• _Set task 1_
In the passage on incentive travel trends, what share of respondents named sales and profit as one of the most important benefits?
• _Set task 2_
Continue the passage on incentive travel trends from its last sentence.

• _Excerpted passage_
----------------

Latest research into the trends in incentive travel show ‘soft power’ is competing with sales and bottom line as a key driver in the industry.

Of respondents to the Incentive Travel Industry Index, 67 per cent of incentive travel professionals cited soft power as one of the most important benefits of an incentive travel programme, closing the gap with sales and profit (80 per cent) for the first time.

Four of the six top benefits named are connected with soft power rather than hard dollars. These include improved staff or channel partner retention 67 per cent, improved engagement of staff or channel partners (74 per cent), better relationship-building between employees and management (68 per cent) and better relationship-building among employees (64 per cent).

The hard dollars are still massively important – it’s still the number one benefit – but engagement is now second and gaining in importance as business owners broaden their perspective and switch their priorities to embrace more than just shareholder value.

----------------

• _Listing_

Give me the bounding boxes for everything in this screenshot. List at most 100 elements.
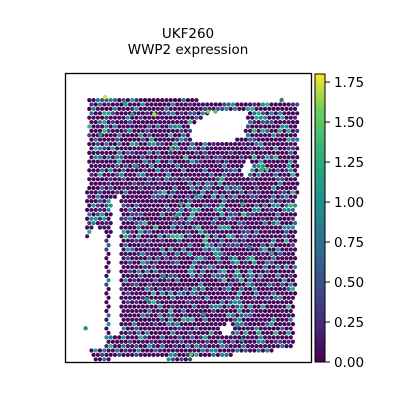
spot — [151, 159, 156, 164]
spot — [202, 344, 208, 349]
spot — [168, 150, 173, 155]
spot — [157, 199, 163, 204]
spot — [230, 269, 236, 274]
spot — [155, 150, 160, 155]
spot — [151, 317, 156, 322]
spot — [275, 212, 281, 217]
spot — [102, 163, 107, 169]
spot — [172, 352, 178, 358]
spot — [258, 194, 263, 199]
spot — [151, 238, 156, 243]
spot — [243, 234, 248, 239]
spot — [211, 291, 216, 296]
spot — [241, 185, 246, 191]
spot — [286, 137, 291, 142]
spot — [155, 308, 160, 314]
colorbar-tick-label: 0.50 — [334, 275, 364, 291]
spot — [271, 344, 276, 349]
spot — [117, 115, 122, 120]
spot — [97, 163, 103, 169]
spot — [247, 339, 253, 344]
spot — [119, 348, 124, 353]
spot — [155, 291, 160, 296]
spot — [136, 119, 141, 125]
spot — [104, 317, 109, 322]
spot — [292, 238, 298, 243]
spot — [162, 339, 167, 344]
spot — [250, 141, 255, 147]
spot — [102, 111, 107, 116]
spot — [265, 234, 270, 239]
spot — [217, 155, 223, 160]
spot — [269, 269, 274, 274]
spot — [132, 295, 137, 300]
spot — [282, 269, 287, 274]
spot — [224, 335, 229, 340]
spot — [91, 98, 96, 103]
spot — [187, 295, 193, 300]
spot — [151, 115, 156, 120]
spot — [108, 229, 113, 235]
spot — [160, 229, 165, 235]
spot — [273, 251, 278, 256]
spot — [237, 300, 242, 305]
spot — [194, 212, 199, 217]
spot — [160, 106, 165, 112]
spot — [245, 106, 251, 112]
spot — [89, 172, 94, 177]
spot — [250, 177, 255, 182]
spot — [100, 352, 105, 358]
spot — [177, 317, 182, 322]
spot — [102, 225, 107, 230]
spot — [196, 295, 201, 300]
spot — [183, 111, 188, 116]
spot — [209, 172, 214, 177]
spot — [93, 172, 98, 177]
spot — [211, 212, 216, 217]
spot — [235, 216, 240, 221]
spot — [250, 229, 255, 235]
spot — [258, 229, 263, 235]
spot — [181, 317, 186, 322]
spot — [172, 273, 178, 278]
spot — [232, 185, 238, 191]
spot — [91, 194, 96, 199]
spot — [220, 177, 225, 182]
spot — [243, 155, 248, 160]
spot — [110, 155, 115, 160]
spot — [160, 335, 165, 340]
spot — [205, 155, 210, 160]
spot — [237, 335, 242, 340]
spot — [132, 242, 137, 248]
spot — [292, 229, 298, 235]
spot — [175, 357, 180, 362]
spot — [252, 102, 257, 107]
spot — [245, 115, 251, 120]
spot — [160, 264, 165, 270]
spot — [134, 124, 139, 129]
highlighted-spot — [134, 164, 140, 169]
spot — [288, 212, 293, 217]
spot — [147, 177, 152, 182]
spot — [258, 159, 263, 164]
spot — [170, 278, 175, 283]
spot — [147, 98, 152, 103]
spot — [172, 282, 178, 287]
spot — [267, 159, 272, 164]
spot — [104, 282, 109, 287]
spot — [168, 115, 173, 120]
spot — [275, 247, 281, 252]
spot — [140, 286, 145, 292]
spot — [290, 207, 296, 213]
spot — [196, 339, 201, 344]
spot — [149, 304, 154, 309]
spot — [104, 185, 109, 191]
spot — [237, 282, 242, 287]
spot — [140, 260, 145, 265]
spot — [250, 221, 255, 226]
spot — [175, 119, 180, 125]
spot — [162, 251, 167, 256]
spot — [87, 115, 92, 120]
spot — [267, 264, 272, 270]
spot — [228, 300, 233, 305]
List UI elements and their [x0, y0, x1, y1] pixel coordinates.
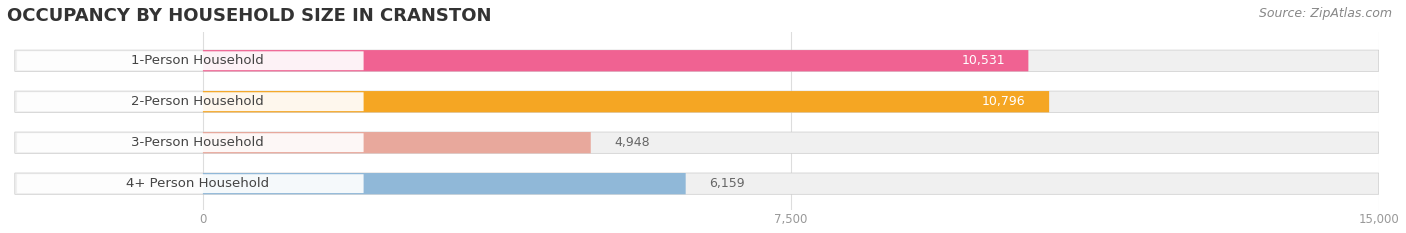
- Text: Source: ZipAtlas.com: Source: ZipAtlas.com: [1258, 7, 1392, 20]
- Text: OCCUPANCY BY HOUSEHOLD SIZE IN CRANSTON: OCCUPANCY BY HOUSEHOLD SIZE IN CRANSTON: [7, 7, 492, 25]
- FancyBboxPatch shape: [17, 174, 364, 193]
- Text: 4,948: 4,948: [614, 136, 650, 149]
- FancyBboxPatch shape: [15, 91, 1379, 112]
- FancyBboxPatch shape: [15, 50, 1379, 71]
- Text: 10,796: 10,796: [981, 95, 1025, 108]
- FancyBboxPatch shape: [202, 91, 1049, 112]
- FancyBboxPatch shape: [202, 173, 686, 194]
- Text: 10,531: 10,531: [962, 54, 1005, 67]
- Text: 4+ Person Household: 4+ Person Household: [125, 177, 269, 190]
- FancyBboxPatch shape: [202, 50, 1028, 71]
- FancyBboxPatch shape: [15, 132, 1379, 153]
- FancyBboxPatch shape: [17, 51, 364, 70]
- Text: 1-Person Household: 1-Person Household: [131, 54, 264, 67]
- FancyBboxPatch shape: [17, 92, 364, 111]
- Text: 2-Person Household: 2-Person Household: [131, 95, 264, 108]
- FancyBboxPatch shape: [202, 132, 591, 153]
- Text: 6,159: 6,159: [709, 177, 745, 190]
- Text: 3-Person Household: 3-Person Household: [131, 136, 264, 149]
- FancyBboxPatch shape: [17, 133, 364, 152]
- FancyBboxPatch shape: [15, 173, 1379, 194]
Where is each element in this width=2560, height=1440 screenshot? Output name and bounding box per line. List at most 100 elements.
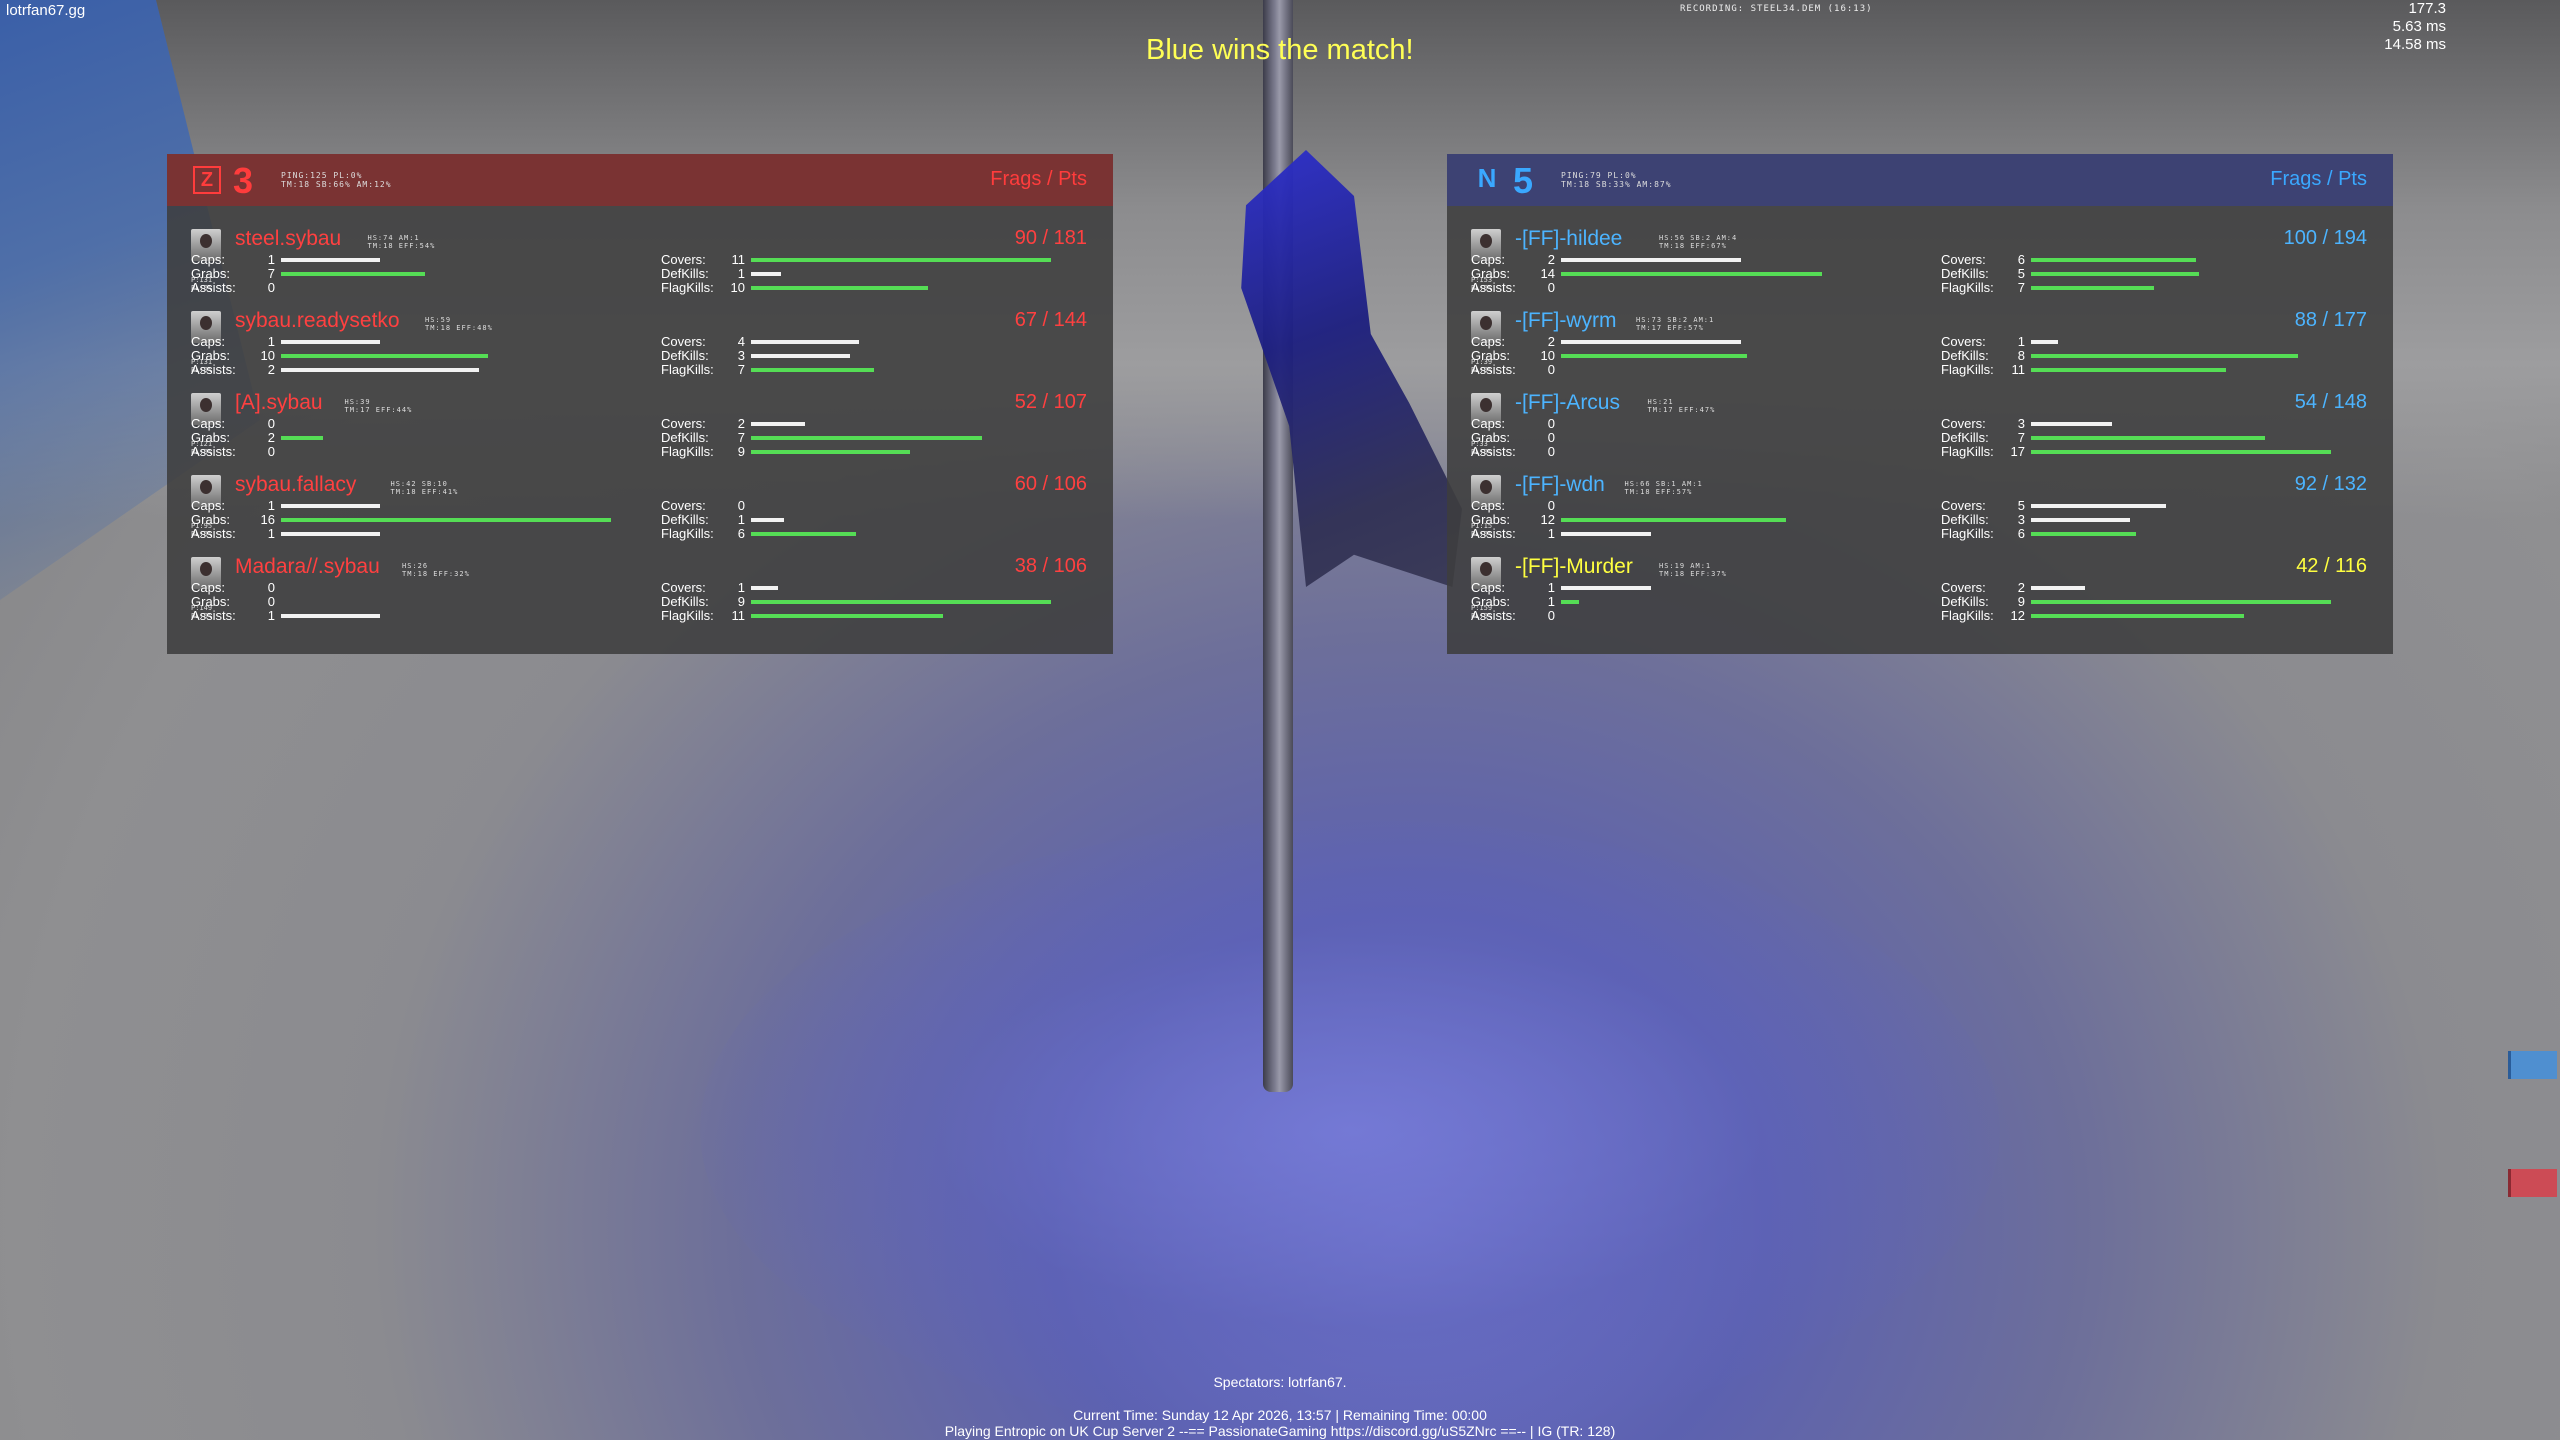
stat-bar-defkills bbox=[2031, 354, 2298, 358]
stat-bar-flagkills bbox=[2031, 614, 2244, 618]
match-result-banner: Blue wins the match! bbox=[1146, 34, 1414, 66]
player-meta: HS:42 SB:10 TM:18 EFF:41% bbox=[391, 480, 459, 496]
stat-label-flagkills: FlagKills: bbox=[661, 444, 714, 459]
stat-bar-defkills bbox=[751, 272, 781, 276]
stat-label-assists: Assists: bbox=[1471, 280, 1516, 295]
stat-value-defkills: 7 bbox=[737, 430, 745, 445]
stat-value-caps: 1 bbox=[267, 252, 275, 267]
player-connection: P:131 PL:0% bbox=[191, 276, 212, 292]
stat-value-assists: 1 bbox=[267, 608, 275, 623]
stat-label-assists: Assists: bbox=[1471, 444, 1516, 459]
stat-label-grabs: Grabs: bbox=[191, 594, 231, 609]
stat-value-caps: 0 bbox=[1547, 498, 1555, 513]
red-flag-status-icon bbox=[2508, 1169, 2557, 1197]
player-row: P:159 PL:0% -[FF]-Murder HS:19 AM:1 TM:18 EF… bbox=[1447, 555, 2393, 639]
stat-value-covers: 3 bbox=[2017, 416, 2025, 431]
stat-value-flagkills: 6 bbox=[737, 526, 745, 541]
stat-value-assists: 0 bbox=[1547, 608, 1555, 623]
stat-bar-caps bbox=[281, 504, 380, 508]
player-avatar-icon bbox=[191, 475, 221, 507]
stat-label-caps: Caps: bbox=[191, 580, 225, 595]
stat-label-flagkills: FlagKills: bbox=[661, 608, 714, 623]
player-meta: HS:39 TM:17 EFF:44% bbox=[345, 398, 413, 414]
player-name: -[FF]-wdn bbox=[1515, 473, 1605, 496]
stat-bar-caps bbox=[281, 258, 380, 262]
player-frags-points: 100 / 194 bbox=[2283, 227, 2367, 249]
player-frags-points: 67 / 144 bbox=[1014, 309, 1087, 331]
stat-label-grabs: Grabs: bbox=[1471, 594, 1511, 609]
stat-value-grabs: 7 bbox=[267, 266, 275, 281]
stat-bar-covers bbox=[751, 422, 805, 426]
player-row: P:153 PL:0% -[FF]-hildee HS:56 SB:2 AM:4 TM:… bbox=[1447, 227, 2393, 311]
stat-value-defkills: 3 bbox=[2017, 512, 2025, 527]
player-packetloss: PL:0% bbox=[191, 284, 213, 292]
player-meta-line2: TM:17 EFF:57% bbox=[1636, 324, 1704, 332]
stat-value-defkills: 5 bbox=[2017, 266, 2025, 281]
stat-bar-caps bbox=[1561, 586, 1651, 590]
player-avatar-icon bbox=[1471, 311, 1501, 343]
player-meta: HS:21 TM:17 EFF:47% bbox=[1648, 398, 1716, 414]
stat-value-grabs: 0 bbox=[1547, 430, 1555, 445]
player-name: sybau.readysetko bbox=[235, 309, 400, 332]
blue-team-info-line1: PING:79 PL:0% bbox=[1561, 171, 1637, 180]
stat-label-flagkills: FlagKills: bbox=[661, 280, 714, 295]
stat-value-covers: 2 bbox=[737, 416, 745, 431]
stat-label-covers: Covers: bbox=[661, 498, 706, 513]
stat-bar-grabs bbox=[281, 436, 323, 440]
player-meta-line2: TM:18 EFF:37% bbox=[1659, 570, 1727, 578]
player-meta-line2: TM:18 EFF:67% bbox=[1659, 242, 1727, 250]
player-connection: PI:15 PL:0% bbox=[1471, 522, 1492, 538]
player-connection: P:159 PL:0% bbox=[1471, 604, 1492, 620]
stat-value-caps: 1 bbox=[1547, 580, 1555, 595]
stat-value-covers: 6 bbox=[2017, 252, 2025, 267]
player-meta-line1: HS:21 bbox=[1647, 398, 1674, 406]
blue-flag-status-icon bbox=[2508, 1051, 2557, 1079]
stat-value-grabs: 2 bbox=[267, 430, 275, 445]
player-meta: HS:74 AM:1 TM:18 EFF:54% bbox=[368, 234, 436, 250]
stat-label-grabs: Grabs: bbox=[191, 430, 231, 445]
stat-label-grabs: Grabs: bbox=[191, 512, 231, 527]
stat-value-caps: 0 bbox=[1547, 416, 1555, 431]
stat-value-caps: 0 bbox=[267, 580, 275, 595]
stat-label-caps: Caps: bbox=[1471, 580, 1505, 595]
stat-bar-covers bbox=[2031, 422, 2112, 426]
stat-label-caps: Caps: bbox=[1471, 252, 1505, 267]
stat-value-grabs: 16 bbox=[260, 512, 275, 527]
flag-pole bbox=[1263, 0, 1293, 1092]
stat-value-defkills: 1 bbox=[737, 512, 745, 527]
player-meta: HS:56 SB:2 AM:4 TM:18 EFF:67% bbox=[1659, 234, 1737, 250]
stat-label-covers: Covers: bbox=[1941, 334, 1986, 349]
stat-bar-assists bbox=[281, 614, 380, 618]
player-meta-line2: TM:18 EFF:41% bbox=[390, 488, 459, 496]
player-frags-points: 42 / 116 bbox=[2296, 555, 2367, 577]
stat-value-covers: 4 bbox=[737, 334, 745, 349]
player-connection: P:131 PL:0% bbox=[191, 358, 212, 374]
stat-value-defkills: 9 bbox=[737, 594, 745, 609]
perf-stats: 177.3 5.63 ms 14.58 ms bbox=[2384, 0, 2446, 54]
stat-label-defkills: DefKills: bbox=[661, 348, 709, 363]
stat-label-defkills: DefKills: bbox=[1941, 430, 1989, 445]
stat-value-caps: 2 bbox=[1547, 334, 1555, 349]
player-meta-line2: TM:18 EFF:32% bbox=[402, 570, 470, 578]
stat-value-assists: 1 bbox=[1547, 526, 1555, 541]
stat-bar-grabs bbox=[1561, 518, 1786, 522]
stat-label-covers: Covers: bbox=[661, 580, 706, 595]
stat-bar-grabs bbox=[281, 518, 611, 522]
stat-label-covers: Covers: bbox=[1941, 580, 1986, 595]
stat-label-assists: Assists: bbox=[1471, 362, 1516, 377]
player-row: PI:95 PL:0% sybau.fallacy HS:42 SB:10 TM:18 … bbox=[167, 473, 1113, 557]
stat-value-assists: 2 bbox=[267, 362, 275, 377]
player-avatar-icon bbox=[191, 311, 221, 343]
stat-value-covers: 1 bbox=[2017, 334, 2025, 349]
stat-value-flagkills: 10 bbox=[730, 280, 745, 295]
ping-readout-1: 5.63 ms bbox=[2392, 18, 2446, 35]
player-meta: HS:66 SB:1 AM:1 TM:18 EFF:57% bbox=[1625, 480, 1703, 496]
stat-value-flagkills: 11 bbox=[731, 608, 746, 623]
player-ping: P:159 bbox=[1471, 604, 1493, 612]
stat-value-caps: 0 bbox=[267, 416, 275, 431]
stat-label-caps: Caps: bbox=[191, 416, 225, 431]
stat-value-flagkills: 17 bbox=[2010, 444, 2025, 459]
player-meta-line1: HS:39 bbox=[344, 398, 371, 406]
stat-value-grabs: 10 bbox=[260, 348, 275, 363]
stat-label-grabs: Grabs: bbox=[1471, 266, 1511, 281]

----------------

• _Exercise response 1_
80 percent

• _Exercise response 2_
Now in its fifth year, the survey is carried out by the Society for Incentive Travel Excellence (Site), The Financial & Insurance Conference Professionals (FICP), Incentive Research Foundation (IRF) and conducted in association with Oxford Economics for the first time. The preliminary 2019 survey results were revealed at IMEX America in Las Vegas.

A total of 2,637 respondents took part in the survey from across the spectrum of buyer and supply side – a 29 per cent increase on the previous survey – and more than 100 countries were represented.
Oxford Economics MD Adam Sacks told a packed audience that incentive travel has been a “star performer within the groups market” in recent years and incentive travel buyers expect a 5.9 growth this year while sellers expect a 2.7 per cent growth.

He added: “We have a tight labour market with the ‘quit levels’ growing while the global economy is slowing and respondees are nervous about the future.” He suggested this is behind the increase in importance given to ‘soft power’ issues.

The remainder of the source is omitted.